The records:
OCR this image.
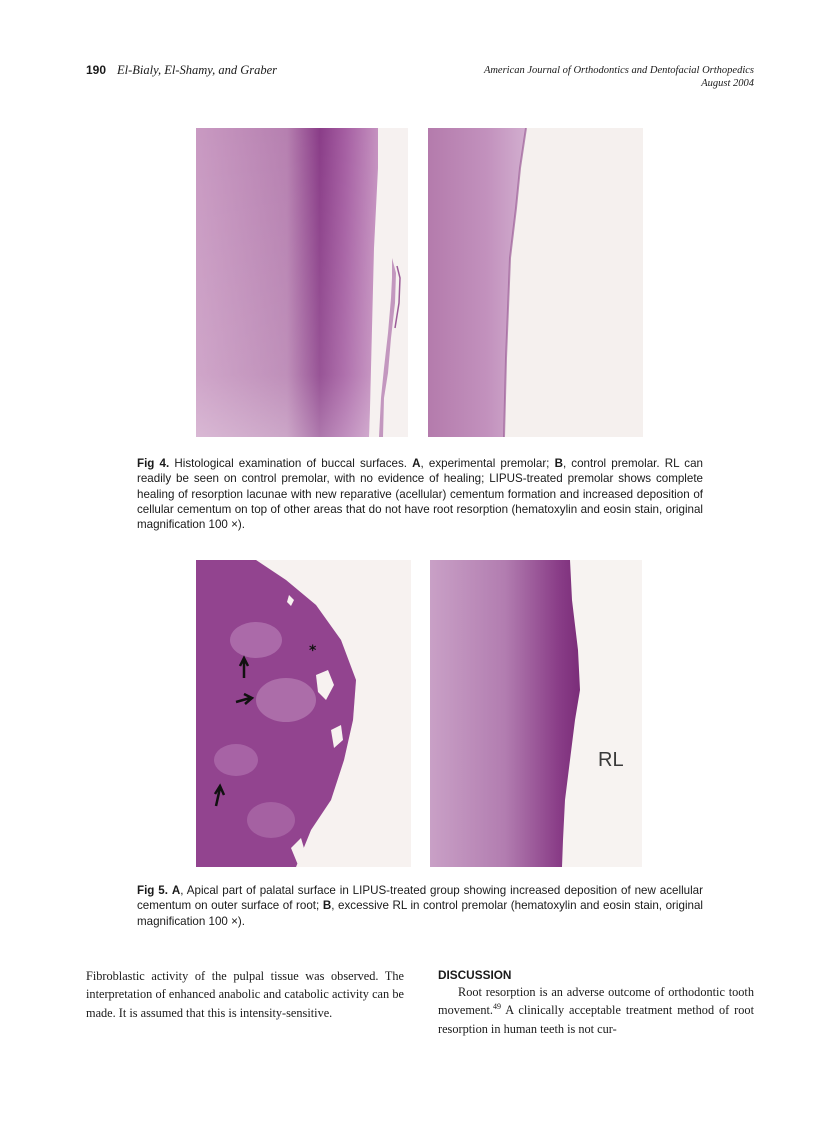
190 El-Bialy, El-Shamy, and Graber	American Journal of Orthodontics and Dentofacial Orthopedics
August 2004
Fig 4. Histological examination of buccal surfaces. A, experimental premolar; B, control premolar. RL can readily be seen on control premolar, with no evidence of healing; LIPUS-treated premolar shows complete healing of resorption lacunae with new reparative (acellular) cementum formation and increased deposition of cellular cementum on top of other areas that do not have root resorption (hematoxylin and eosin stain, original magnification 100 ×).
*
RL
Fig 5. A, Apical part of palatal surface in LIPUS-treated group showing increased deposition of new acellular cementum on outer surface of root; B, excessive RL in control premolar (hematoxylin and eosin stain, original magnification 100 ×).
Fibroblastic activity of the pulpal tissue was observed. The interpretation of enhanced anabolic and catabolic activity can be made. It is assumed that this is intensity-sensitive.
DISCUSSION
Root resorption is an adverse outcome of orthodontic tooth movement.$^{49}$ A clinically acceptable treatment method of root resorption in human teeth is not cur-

Brief:
Say, as a bare number, how many lines in the entries above include the string "LIPUS".

Result of this task:
2